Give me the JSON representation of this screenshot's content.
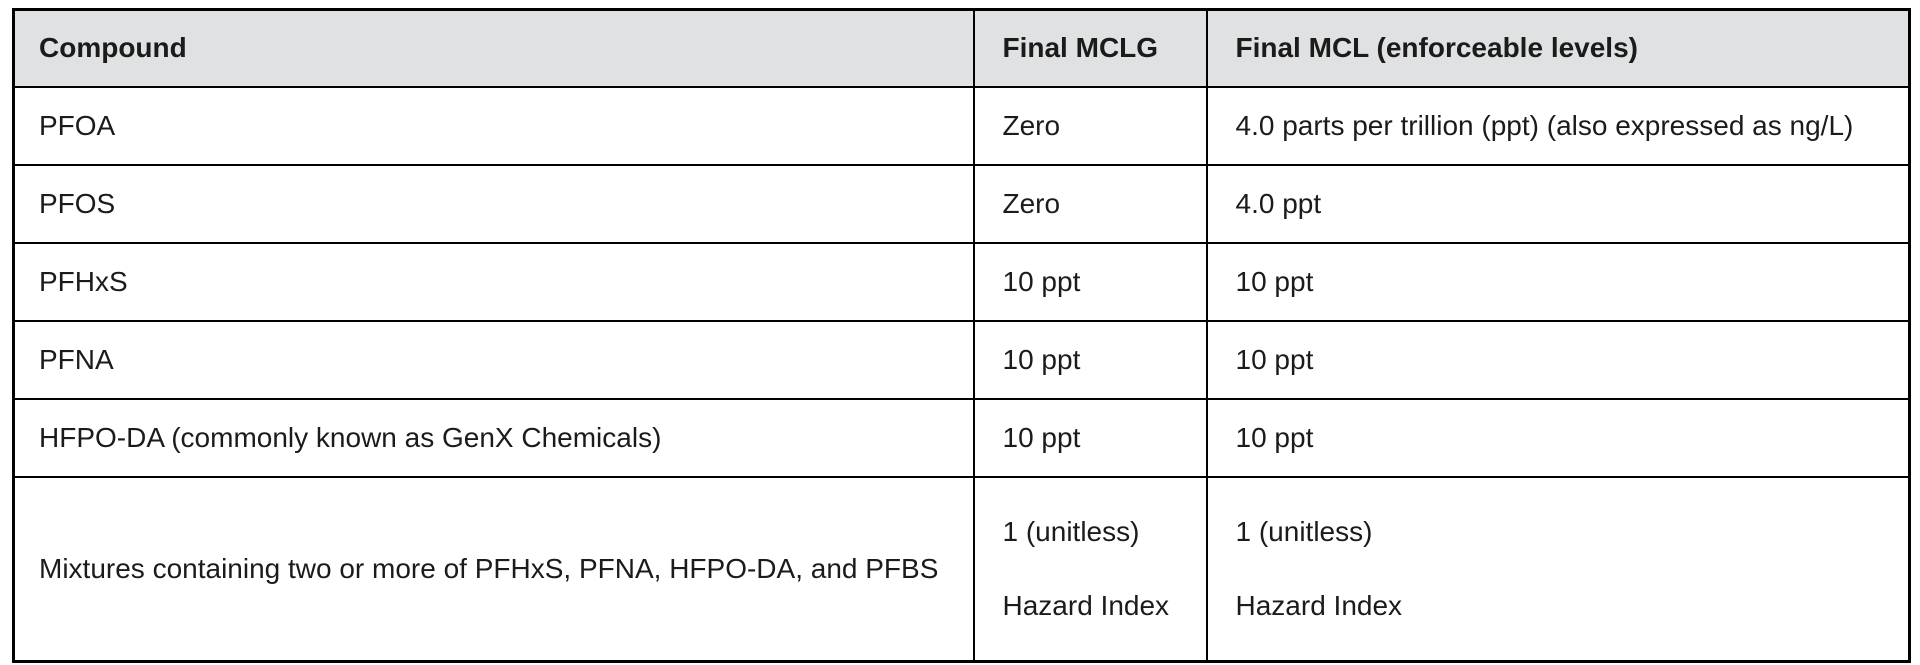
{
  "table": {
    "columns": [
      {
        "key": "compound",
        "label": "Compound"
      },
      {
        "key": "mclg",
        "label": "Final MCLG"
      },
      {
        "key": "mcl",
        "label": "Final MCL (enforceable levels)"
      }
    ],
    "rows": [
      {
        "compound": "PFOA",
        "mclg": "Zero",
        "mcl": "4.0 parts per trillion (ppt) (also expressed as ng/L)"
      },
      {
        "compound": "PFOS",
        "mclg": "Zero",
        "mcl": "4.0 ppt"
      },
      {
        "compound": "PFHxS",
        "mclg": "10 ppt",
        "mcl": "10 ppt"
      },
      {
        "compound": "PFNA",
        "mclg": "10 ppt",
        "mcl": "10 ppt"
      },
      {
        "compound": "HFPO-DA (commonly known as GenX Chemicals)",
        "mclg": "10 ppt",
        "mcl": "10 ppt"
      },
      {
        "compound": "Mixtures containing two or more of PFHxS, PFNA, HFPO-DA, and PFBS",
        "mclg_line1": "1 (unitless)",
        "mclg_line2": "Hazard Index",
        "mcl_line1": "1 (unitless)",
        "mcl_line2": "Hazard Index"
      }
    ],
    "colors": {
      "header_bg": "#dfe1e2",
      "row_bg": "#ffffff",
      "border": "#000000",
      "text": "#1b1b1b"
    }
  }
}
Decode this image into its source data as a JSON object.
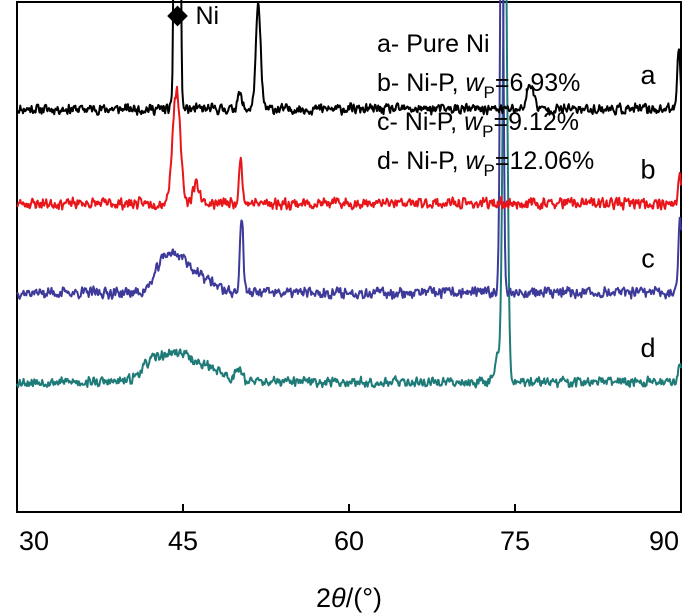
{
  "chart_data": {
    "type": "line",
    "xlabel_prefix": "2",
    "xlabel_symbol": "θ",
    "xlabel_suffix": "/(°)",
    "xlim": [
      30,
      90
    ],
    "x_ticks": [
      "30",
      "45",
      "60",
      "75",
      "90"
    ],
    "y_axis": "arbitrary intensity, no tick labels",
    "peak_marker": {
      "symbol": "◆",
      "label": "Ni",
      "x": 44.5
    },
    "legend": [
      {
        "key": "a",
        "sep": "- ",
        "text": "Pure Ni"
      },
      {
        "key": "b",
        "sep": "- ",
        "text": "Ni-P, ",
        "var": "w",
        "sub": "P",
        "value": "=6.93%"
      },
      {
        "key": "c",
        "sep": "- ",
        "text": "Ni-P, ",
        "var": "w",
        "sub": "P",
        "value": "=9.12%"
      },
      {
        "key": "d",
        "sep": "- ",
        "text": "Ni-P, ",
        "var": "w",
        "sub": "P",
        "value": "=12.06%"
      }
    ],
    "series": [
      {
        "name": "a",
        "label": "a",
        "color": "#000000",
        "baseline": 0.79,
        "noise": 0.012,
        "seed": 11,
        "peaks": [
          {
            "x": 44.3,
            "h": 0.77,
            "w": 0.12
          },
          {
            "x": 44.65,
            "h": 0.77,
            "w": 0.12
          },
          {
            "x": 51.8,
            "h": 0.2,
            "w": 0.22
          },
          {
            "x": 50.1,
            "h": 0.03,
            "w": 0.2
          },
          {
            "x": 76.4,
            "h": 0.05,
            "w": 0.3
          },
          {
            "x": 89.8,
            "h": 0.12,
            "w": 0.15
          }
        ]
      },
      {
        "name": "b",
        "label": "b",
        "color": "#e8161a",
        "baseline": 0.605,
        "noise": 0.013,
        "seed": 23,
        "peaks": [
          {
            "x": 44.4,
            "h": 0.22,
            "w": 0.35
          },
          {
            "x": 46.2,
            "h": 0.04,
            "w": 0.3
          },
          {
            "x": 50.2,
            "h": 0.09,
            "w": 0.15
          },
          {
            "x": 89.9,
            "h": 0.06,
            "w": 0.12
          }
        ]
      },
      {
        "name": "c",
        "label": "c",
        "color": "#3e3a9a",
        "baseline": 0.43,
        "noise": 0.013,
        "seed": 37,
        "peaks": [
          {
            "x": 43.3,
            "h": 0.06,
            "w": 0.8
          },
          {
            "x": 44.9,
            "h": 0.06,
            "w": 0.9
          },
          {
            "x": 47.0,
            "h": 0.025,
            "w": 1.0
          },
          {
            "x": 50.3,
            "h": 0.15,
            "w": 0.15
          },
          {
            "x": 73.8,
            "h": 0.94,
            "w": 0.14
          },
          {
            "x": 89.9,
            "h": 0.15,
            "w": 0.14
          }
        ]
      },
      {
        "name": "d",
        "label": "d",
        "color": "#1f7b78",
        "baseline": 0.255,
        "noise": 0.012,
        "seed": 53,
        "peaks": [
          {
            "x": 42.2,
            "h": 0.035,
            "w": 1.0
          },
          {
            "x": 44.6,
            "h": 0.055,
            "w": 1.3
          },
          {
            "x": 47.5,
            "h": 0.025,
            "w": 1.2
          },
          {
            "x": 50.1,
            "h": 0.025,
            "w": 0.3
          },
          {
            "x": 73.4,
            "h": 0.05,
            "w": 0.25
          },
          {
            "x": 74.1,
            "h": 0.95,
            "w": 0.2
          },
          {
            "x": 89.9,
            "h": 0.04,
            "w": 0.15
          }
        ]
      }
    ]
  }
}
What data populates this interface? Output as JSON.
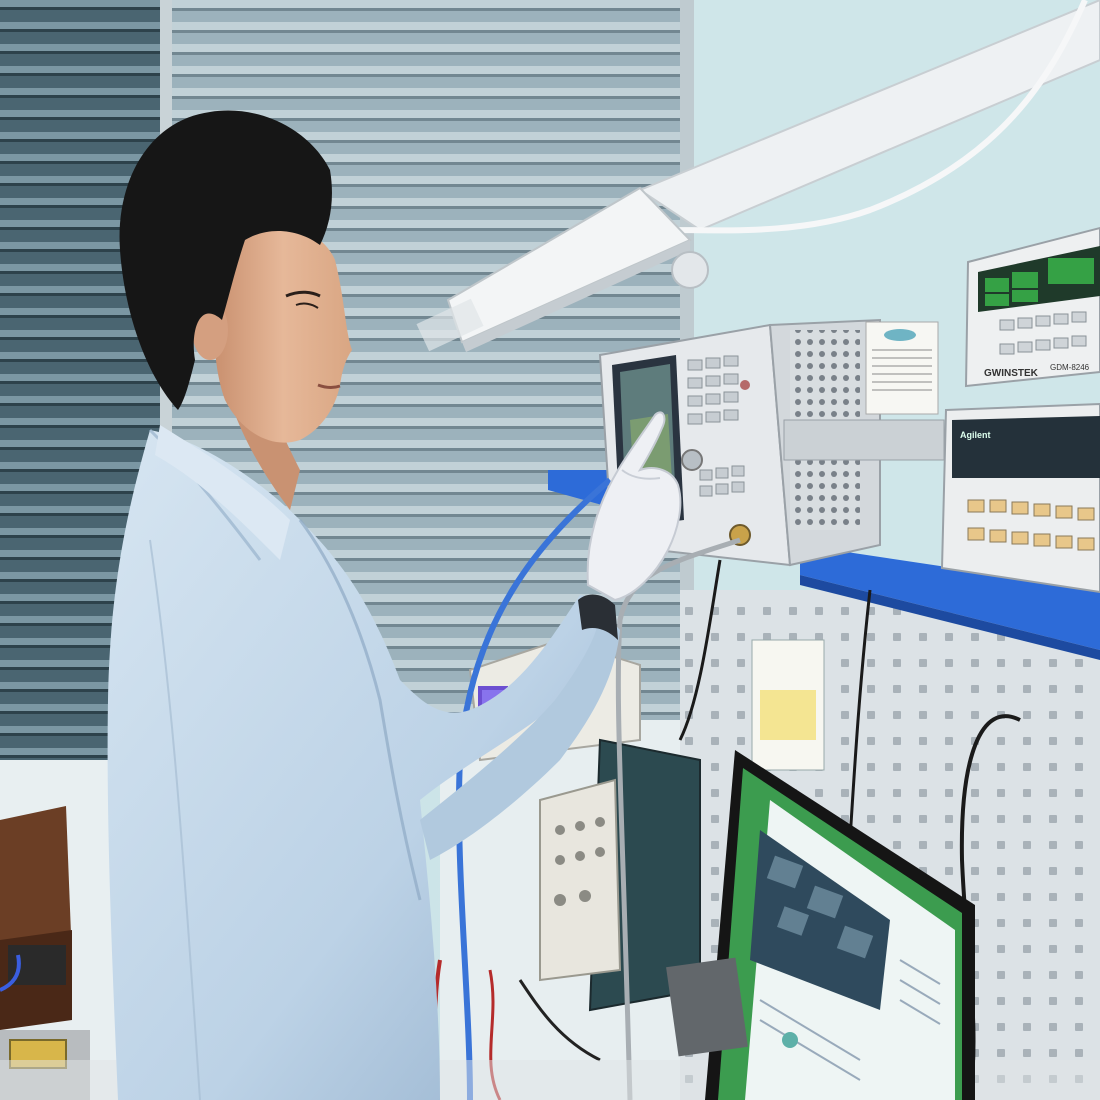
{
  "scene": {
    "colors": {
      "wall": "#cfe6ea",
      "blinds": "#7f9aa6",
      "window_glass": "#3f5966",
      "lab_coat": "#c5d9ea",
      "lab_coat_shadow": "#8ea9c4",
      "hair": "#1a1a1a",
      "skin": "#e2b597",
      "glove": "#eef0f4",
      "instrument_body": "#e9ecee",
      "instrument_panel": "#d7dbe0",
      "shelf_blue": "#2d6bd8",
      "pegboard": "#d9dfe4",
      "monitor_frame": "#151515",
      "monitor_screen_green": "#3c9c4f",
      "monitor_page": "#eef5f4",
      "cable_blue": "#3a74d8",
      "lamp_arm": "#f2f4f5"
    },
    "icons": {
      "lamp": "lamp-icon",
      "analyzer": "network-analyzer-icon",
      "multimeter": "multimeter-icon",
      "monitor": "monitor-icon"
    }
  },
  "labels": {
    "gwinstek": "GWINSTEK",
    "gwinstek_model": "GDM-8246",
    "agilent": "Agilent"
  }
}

__SHORT EXERCISE__
All the lines above are to be reproduced exactly, except the pictures.

__TASK SOLUTION__
Give me the JSON representation of this screenshot's content.
{
  "table": {
    "columns": [
      {
        "key": "compound",
        "label": "Compound"
      },
      {
        "key": "mclg",
        "label": "Final MCLG"
      },
      {
        "key": "mcl",
        "label": "Final MCL (enforceable levels)"
      }
    ],
    "rows": [
      {
        "compound": "PFOA",
        "mclg": "Zero",
        "mcl": "4.0 parts per trillion (ppt) (also expressed as ng/L)"
      },
      {
        "compound": "PFOS",
        "mclg": "Zero",
        "mcl": "4.0 ppt"
      },
      {
        "compound": "PFHxS",
        "mclg": "10 ppt",
        "mcl": "10 ppt"
      },
      {
        "compound": "PFNA",
        "mclg": "10 ppt",
        "mcl": "10 ppt"
      },
      {
        "compound": "HFPO-DA (commonly known as GenX Chemicals)",
        "mclg": "10 ppt",
        "mcl": "10 ppt"
      },
      {
        "compound": "Mixtures containing two or more of PFHxS, PFNA, HFPO-DA, and PFBS",
        "mclg_line1": "1 (unitless)",
        "mclg_line2": "Hazard Index",
        "mcl_line1": "1 (unitless)",
        "mcl_line2": "Hazard Index"
      }
    ],
    "colors": {
      "header_bg": "#dfe1e2",
      "row_bg": "#ffffff",
      "border": "#000000",
      "text": "#1b1b1b"
    }
  }
}
Decode this image into its source data as a JSON object.
{
  "chart_data": {
    "type": "line",
    "xlabel_prefix": "2",
    "xlabel_symbol": "θ",
    "xlabel_suffix": "/(°)",
    "xlim": [
      30,
      90
    ],
    "x_ticks": [
      "30",
      "45",
      "60",
      "75",
      "90"
    ],
    "y_axis": "arbitrary intensity, no tick labels",
    "peak_marker": {
      "symbol": "◆",
      "label": "Ni",
      "x": 44.5
    },
    "legend": [
      {
        "key": "a",
        "sep": "- ",
        "text": "Pure Ni"
      },
      {
        "key": "b",
        "sep": "- ",
        "text": "Ni-P, ",
        "var": "w",
        "sub": "P",
        "value": "=6.93%"
      },
      {
        "key": "c",
        "sep": "- ",
        "text": "Ni-P, ",
        "var": "w",
        "sub": "P",
        "value": "=9.12%"
      },
      {
        "key": "d",
        "sep": "- ",
        "text": "Ni-P, ",
        "var": "w",
        "sub": "P",
        "value": "=12.06%"
      }
    ],
    "series": [
      {
        "name": "a",
        "label": "a",
        "color": "#000000",
        "baseline": 0.79,
        "noise": 0.012,
        "seed": 11,
        "peaks": [
          {
            "x": 44.3,
            "h": 0.77,
            "w": 0.12
          },
          {
            "x": 44.65,
            "h": 0.77,
            "w": 0.12
          },
          {
            "x": 51.8,
            "h": 0.2,
            "w": 0.22
          },
          {
            "x": 50.1,
            "h": 0.03,
            "w": 0.2
          },
          {
            "x": 76.4,
            "h": 0.05,
            "w": 0.3
          },
          {
            "x": 89.8,
            "h": 0.12,
            "w": 0.15
          }
        ]
      },
      {
        "name": "b",
        "label": "b",
        "color": "#e8161a",
        "baseline": 0.605,
        "noise": 0.013,
        "seed": 23,
        "peaks": [
          {
            "x": 44.4,
            "h": 0.22,
            "w": 0.35
          },
          {
            "x": 46.2,
            "h": 0.04,
            "w": 0.3
          },
          {
            "x": 50.2,
            "h": 0.09,
            "w": 0.15
          },
          {
            "x": 89.9,
            "h": 0.06,
            "w": 0.12
          }
        ]
      },
      {
        "name": "c",
        "label": "c",
        "color": "#3e3a9a",
        "baseline": 0.43,
        "noise": 0.013,
        "seed": 37,
        "peaks": [
          {
            "x": 43.3,
            "h": 0.06,
            "w": 0.8
          },
          {
            "x": 44.9,
            "h": 0.06,
            "w": 0.9
          },
          {
            "x": 47.0,
            "h": 0.025,
            "w": 1.0
          },
          {
            "x": 50.3,
            "h": 0.15,
            "w": 0.15
          },
          {
            "x": 73.8,
            "h": 0.94,
            "w": 0.14
          },
          {
            "x": 89.9,
            "h": 0.15,
            "w": 0.14
          }
        ]
      },
      {
        "name": "d",
        "label": "d",
        "color": "#1f7b78",
        "baseline": 0.255,
        "noise": 0.012,
        "seed": 53,
        "peaks": [
          {
            "x": 42.2,
            "h": 0.035,
            "w": 1.0
          },
          {
            "x": 44.6,
            "h": 0.055,
            "w": 1.3
          },
          {
            "x": 47.5,
            "h": 0.025,
            "w": 1.2
          },
          {
            "x": 50.1,
            "h": 0.025,
            "w": 0.3
          },
          {
            "x": 73.4,
            "h": 0.05,
            "w": 0.25
          },
          {
            "x": 74.1,
            "h": 0.95,
            "w": 0.2
          },
          {
            "x": 89.9,
            "h": 0.04,
            "w": 0.15
          }
        ]
      }
    ]
  }
}
What data populates this interface? Output as JSON.
{
  "scene": {
    "colors": {
      "wall": "#cfe6ea",
      "blinds": "#7f9aa6",
      "window_glass": "#3f5966",
      "lab_coat": "#c5d9ea",
      "lab_coat_shadow": "#8ea9c4",
      "hair": "#1a1a1a",
      "skin": "#e2b597",
      "glove": "#eef0f4",
      "instrument_body": "#e9ecee",
      "instrument_panel": "#d7dbe0",
      "shelf_blue": "#2d6bd8",
      "pegboard": "#d9dfe4",
      "monitor_frame": "#151515",
      "monitor_screen_green": "#3c9c4f",
      "monitor_page": "#eef5f4",
      "cable_blue": "#3a74d8",
      "lamp_arm": "#f2f4f5"
    },
    "icons": {
      "lamp": "lamp-icon",
      "analyzer": "network-analyzer-icon",
      "multimeter": "multimeter-icon",
      "monitor": "monitor-icon"
    }
  },
  "labels": {
    "gwinstek": "GWINSTEK",
    "gwinstek_model": "GDM-8246",
    "agilent": "Agilent"
  }
}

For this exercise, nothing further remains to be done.